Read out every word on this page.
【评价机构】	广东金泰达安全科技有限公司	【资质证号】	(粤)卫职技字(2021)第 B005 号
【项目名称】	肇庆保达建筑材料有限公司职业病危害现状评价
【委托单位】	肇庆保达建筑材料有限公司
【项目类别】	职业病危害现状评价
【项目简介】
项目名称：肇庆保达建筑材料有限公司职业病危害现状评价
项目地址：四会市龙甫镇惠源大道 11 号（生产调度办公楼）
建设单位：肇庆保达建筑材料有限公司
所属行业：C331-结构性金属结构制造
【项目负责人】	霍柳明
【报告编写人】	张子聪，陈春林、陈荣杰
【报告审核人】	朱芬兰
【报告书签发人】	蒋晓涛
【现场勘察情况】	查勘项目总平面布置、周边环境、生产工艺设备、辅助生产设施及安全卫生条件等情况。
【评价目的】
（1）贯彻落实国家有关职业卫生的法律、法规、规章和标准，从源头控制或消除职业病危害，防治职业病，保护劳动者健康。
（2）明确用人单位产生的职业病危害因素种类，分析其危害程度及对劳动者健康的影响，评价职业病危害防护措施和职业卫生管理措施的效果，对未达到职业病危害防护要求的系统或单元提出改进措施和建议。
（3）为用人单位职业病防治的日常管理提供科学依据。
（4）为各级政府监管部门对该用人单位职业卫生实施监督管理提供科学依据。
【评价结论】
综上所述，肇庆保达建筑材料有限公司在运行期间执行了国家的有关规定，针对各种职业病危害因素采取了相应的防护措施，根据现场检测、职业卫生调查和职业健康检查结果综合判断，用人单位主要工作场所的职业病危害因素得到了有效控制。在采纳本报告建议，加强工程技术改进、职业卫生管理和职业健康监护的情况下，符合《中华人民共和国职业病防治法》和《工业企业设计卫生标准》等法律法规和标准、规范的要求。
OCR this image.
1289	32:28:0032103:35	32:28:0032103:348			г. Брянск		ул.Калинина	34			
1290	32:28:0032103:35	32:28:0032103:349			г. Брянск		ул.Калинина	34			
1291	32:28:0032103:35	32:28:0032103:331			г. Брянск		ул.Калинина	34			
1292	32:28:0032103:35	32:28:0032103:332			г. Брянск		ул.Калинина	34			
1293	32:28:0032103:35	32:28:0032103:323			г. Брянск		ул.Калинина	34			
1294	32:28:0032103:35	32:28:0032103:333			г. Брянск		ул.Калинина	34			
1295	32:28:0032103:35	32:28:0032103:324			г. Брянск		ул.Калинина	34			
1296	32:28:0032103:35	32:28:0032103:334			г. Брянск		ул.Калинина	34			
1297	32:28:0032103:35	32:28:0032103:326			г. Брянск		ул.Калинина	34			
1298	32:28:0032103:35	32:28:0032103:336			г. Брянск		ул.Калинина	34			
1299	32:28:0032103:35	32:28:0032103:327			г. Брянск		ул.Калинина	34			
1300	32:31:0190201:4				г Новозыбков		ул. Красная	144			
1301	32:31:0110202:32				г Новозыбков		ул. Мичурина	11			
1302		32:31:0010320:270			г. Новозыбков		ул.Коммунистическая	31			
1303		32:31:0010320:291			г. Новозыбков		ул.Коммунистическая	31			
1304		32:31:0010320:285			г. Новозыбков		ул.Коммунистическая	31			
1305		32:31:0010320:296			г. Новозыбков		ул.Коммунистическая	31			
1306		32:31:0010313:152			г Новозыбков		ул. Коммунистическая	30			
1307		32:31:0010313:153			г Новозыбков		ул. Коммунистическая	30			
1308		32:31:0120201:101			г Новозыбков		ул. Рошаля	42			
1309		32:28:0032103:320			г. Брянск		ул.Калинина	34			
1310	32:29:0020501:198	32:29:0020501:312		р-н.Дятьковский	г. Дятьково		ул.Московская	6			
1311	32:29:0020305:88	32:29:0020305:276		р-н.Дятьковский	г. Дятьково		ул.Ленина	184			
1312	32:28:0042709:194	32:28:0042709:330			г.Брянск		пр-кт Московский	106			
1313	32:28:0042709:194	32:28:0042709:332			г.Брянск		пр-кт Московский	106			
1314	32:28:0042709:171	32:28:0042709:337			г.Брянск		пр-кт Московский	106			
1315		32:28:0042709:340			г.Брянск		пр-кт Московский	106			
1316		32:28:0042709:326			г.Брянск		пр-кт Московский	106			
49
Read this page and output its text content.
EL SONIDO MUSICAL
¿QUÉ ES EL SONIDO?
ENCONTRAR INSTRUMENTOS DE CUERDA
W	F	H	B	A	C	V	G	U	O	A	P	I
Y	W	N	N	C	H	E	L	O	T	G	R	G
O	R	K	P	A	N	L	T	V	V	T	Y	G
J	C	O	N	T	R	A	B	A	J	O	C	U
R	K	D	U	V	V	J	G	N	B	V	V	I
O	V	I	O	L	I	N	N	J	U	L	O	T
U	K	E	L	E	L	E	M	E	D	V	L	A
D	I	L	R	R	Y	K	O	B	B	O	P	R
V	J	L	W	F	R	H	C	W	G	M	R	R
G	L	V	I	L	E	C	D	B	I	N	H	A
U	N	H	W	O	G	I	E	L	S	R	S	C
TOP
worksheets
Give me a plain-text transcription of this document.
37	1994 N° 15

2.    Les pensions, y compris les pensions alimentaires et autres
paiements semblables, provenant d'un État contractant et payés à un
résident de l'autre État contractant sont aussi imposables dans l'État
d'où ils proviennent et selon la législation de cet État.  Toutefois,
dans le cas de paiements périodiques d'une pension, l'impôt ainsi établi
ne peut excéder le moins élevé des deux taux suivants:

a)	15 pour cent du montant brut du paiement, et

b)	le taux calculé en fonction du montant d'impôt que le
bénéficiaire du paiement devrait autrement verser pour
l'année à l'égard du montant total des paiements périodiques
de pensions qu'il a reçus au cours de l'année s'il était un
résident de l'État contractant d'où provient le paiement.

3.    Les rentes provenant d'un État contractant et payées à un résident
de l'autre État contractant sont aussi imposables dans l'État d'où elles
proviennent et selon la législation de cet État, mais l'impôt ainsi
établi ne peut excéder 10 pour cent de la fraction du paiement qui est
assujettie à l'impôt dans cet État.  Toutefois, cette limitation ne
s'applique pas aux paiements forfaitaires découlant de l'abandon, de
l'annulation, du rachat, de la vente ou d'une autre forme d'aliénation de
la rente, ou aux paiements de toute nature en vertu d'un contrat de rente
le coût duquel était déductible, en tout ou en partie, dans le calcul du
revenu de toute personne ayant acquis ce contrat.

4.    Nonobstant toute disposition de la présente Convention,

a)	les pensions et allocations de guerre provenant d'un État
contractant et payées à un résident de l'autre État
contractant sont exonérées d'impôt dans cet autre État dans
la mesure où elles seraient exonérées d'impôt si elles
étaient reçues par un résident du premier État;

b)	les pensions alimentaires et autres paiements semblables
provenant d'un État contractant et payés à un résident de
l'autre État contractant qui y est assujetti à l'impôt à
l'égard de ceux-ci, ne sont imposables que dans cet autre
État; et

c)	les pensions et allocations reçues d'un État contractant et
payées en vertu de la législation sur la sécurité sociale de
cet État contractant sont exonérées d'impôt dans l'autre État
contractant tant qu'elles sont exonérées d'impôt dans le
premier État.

^^^^^^^^^^^^^^^^

Repeat every record, exactly as written.

Read out every word on this page.
【评价机构】	广东金泰达安全科技有限公司	【资质证号】	(粤)卫职技字(2021)第 B005 号
【项目名称】	肇庆保达建筑材料有限公司职业病危害现状评价
【委托单位】	肇庆保达建筑材料有限公司
【项目类别】	职业病危害现状评价
【项目简介】
项目名称：肇庆保达建筑材料有限公司职业病危害现状评价
项目地址：四会市龙甫镇惠源大道 11 号（生产调度办公楼）
建设单位：肇庆保达建筑材料有限公司
所属行业：C331-结构性金属结构制造
【项目负责人】	霍柳明
【报告编写人】	张子聪，陈春林、陈荣杰
【报告审核人】	朱芬兰
【报告书签发人】	蒋晓涛
【现场勘察情况】	查勘项目总平面布置、周边环境、生产工艺设备、辅助生产设施及安全卫生条件等情况。
【评价目的】
（1）贯彻落实国家有关职业卫生的法律、法规、规章和标准，从源头控制或消除职业病危害，防治职业病，保护劳动者健康。
（2）明确用人单位产生的职业病危害因素种类，分析其危害程度及对劳动者健康的影响，评价职业病危害防护措施和职业卫生管理措施的效果，对未达到职业病危害防护要求的系统或单元提出改进措施和建议。
（3）为用人单位职业病防治的日常管理提供科学依据。
（4）为各级政府监管部门对该用人单位职业卫生实施监督管理提供科学依据。
【评价结论】
综上所述，肇庆保达建筑材料有限公司在运行期间执行了国家的有关规定，针对各种职业病危害因素采取了相应的防护措施，根据现场检测、职业卫生调查和职业健康检查结果综合判断，用人单位主要工作场所的职业病危害因素得到了有效控制。在采纳本报告建议，加强工程技术改进、职业卫生管理和职业健康监护的情况下，符合《中华人民共和国职业病防治法》和《工业企业设计卫生标准》等法律法规和标准、规范的要求。
OCR this image.
1289	32:28:0032103:35	32:28:0032103:348			г. Брянск		ул.Калинина	34			
1290	32:28:0032103:35	32:28:0032103:349			г. Брянск		ул.Калинина	34			
1291	32:28:0032103:35	32:28:0032103:331			г. Брянск		ул.Калинина	34			
1292	32:28:0032103:35	32:28:0032103:332			г. Брянск		ул.Калинина	34			
1293	32:28:0032103:35	32:28:0032103:323			г. Брянск		ул.Калинина	34			
1294	32:28:0032103:35	32:28:0032103:333			г. Брянск		ул.Калинина	34			
1295	32:28:0032103:35	32:28:0032103:324			г. Брянск		ул.Калинина	34			
1296	32:28:0032103:35	32:28:0032103:334			г. Брянск		ул.Калинина	34			
1297	32:28:0032103:35	32:28:0032103:326			г. Брянск		ул.Калинина	34			
1298	32:28:0032103:35	32:28:0032103:336			г. Брянск		ул.Калинина	34			
1299	32:28:0032103:35	32:28:0032103:327			г. Брянск		ул.Калинина	34			
1300	32:31:0190201:4				г Новозыбков		ул. Красная	144			
1301	32:31:0110202:32				г Новозыбков		ул. Мичурина	11			
1302		32:31:0010320:270			г. Новозыбков		ул.Коммунистическая	31			
1303		32:31:0010320:291			г. Новозыбков		ул.Коммунистическая	31			
1304		32:31:0010320:285			г. Новозыбков		ул.Коммунистическая	31			
1305		32:31:0010320:296			г. Новозыбков		ул.Коммунистическая	31			
1306		32:31:0010313:152			г Новозыбков		ул. Коммунистическая	30			
1307		32:31:0010313:153			г Новозыбков		ул. Коммунистическая	30			
1308		32:31:0120201:101			г Новозыбков		ул. Рошаля	42			
1309		32:28:0032103:320			г. Брянск		ул.Калинина	34			
1310	32:29:0020501:198	32:29:0020501:312		р-н.Дятьковский	г. Дятьково		ул.Московская	6			
1311	32:29:0020305:88	32:29:0020305:276		р-н.Дятьковский	г. Дятьково		ул.Ленина	184			
1312	32:28:0042709:194	32:28:0042709:330			г.Брянск		пр-кт Московский	106			
1313	32:28:0042709:194	32:28:0042709:332			г.Брянск		пр-кт Московский	106			
1314	32:28:0042709:171	32:28:0042709:337			г.Брянск		пр-кт Московский	106			
1315		32:28:0042709:340			г.Брянск		пр-кт Московский	106			
1316		32:28:0042709:326			г.Брянск		пр-кт Московский	106			
49
Read this page and output its text content.
EL SONIDO MUSICAL
¿QUÉ ES EL SONIDO?
ENCONTRAR INSTRUMENTOS DE CUERDA
W	F	H	B	A	C	V	G	U	O	A	P	I
Y	W	N	N	C	H	E	L	O	T	G	R	G
O	R	K	P	A	N	L	T	V	V	T	Y	G
J	C	O	N	T	R	A	B	A	J	O	C	U
R	K	D	U	V	V	J	G	N	B	V	V	I
O	V	I	O	L	I	N	N	J	U	L	O	T
U	K	E	L	E	L	E	M	E	D	V	L	A
D	I	L	R	R	Y	K	O	B	B	O	P	R
V	J	L	W	F	R	H	C	W	G	M	R	R
G	L	V	I	L	E	C	D	B	I	N	H	A
U	N	H	W	O	G	I	E	L	S	R	S	C
TOP
worksheets
Give me a plain-text transcription of this document.
37	1994 N° 15

2.    Les pensions, y compris les pensions alimentaires et autres
paiements semblables, provenant d'un État contractant et payés à un
résident de l'autre État contractant sont aussi imposables dans l'État
d'où ils proviennent et selon la législation de cet État.  Toutefois,
dans le cas de paiements périodiques d'une pension, l'impôt ainsi établi
ne peut excéder le moins élevé des deux taux suivants:

a)	15 pour cent du montant brut du paiement, et

b)	le taux calculé en fonction du montant d'impôt que le
bénéficiaire du paiement devrait autrement verser pour
l'année à l'égard du montant total des paiements périodiques
de pensions qu'il a reçus au cours de l'année s'il était un
résident de l'État contractant d'où provient le paiement.

3.    Les rentes provenant d'un État contractant et payées à un résident
de l'autre État contractant sont aussi imposables dans l'État d'où elles
proviennent et selon la législation de cet État, mais l'impôt ainsi
établi ne peut excéder 10 pour cent de la fraction du paiement qui est
assujettie à l'impôt dans cet État.  Toutefois, cette limitation ne
s'applique pas aux paiements forfaitaires découlant de l'abandon, de
l'annulation, du rachat, de la vente ou d'une autre forme d'aliénation de
la rente, ou aux paiements de toute nature en vertu d'un contrat de rente
le coût duquel était déductible, en tout ou en partie, dans le calcul du
revenu de toute personne ayant acquis ce contrat.

4.    Nonobstant toute disposition de la présente Convention,

a)	les pensions et allocations de guerre provenant d'un État
contractant et payées à un résident de l'autre État
contractant sont exonérées d'impôt dans cet autre État dans
la mesure où elles seraient exonérées d'impôt si elles
étaient reçues par un résident du premier État;

b)	les pensions alimentaires et autres paiements semblables
provenant d'un État contractant et payés à un résident de
l'autre État contractant qui y est assujetti à l'impôt à
l'égard de ceux-ci, ne sont imposables que dans cet autre
État; et

c)	les pensions et allocations reçues d'un État contractant et
payées en vertu de la législation sur la sécurité sociale de
cet État contractant sont exonérées d'impôt dans l'autre État
contractant tant qu'elles sont exonérées d'impôt dans le
premier État.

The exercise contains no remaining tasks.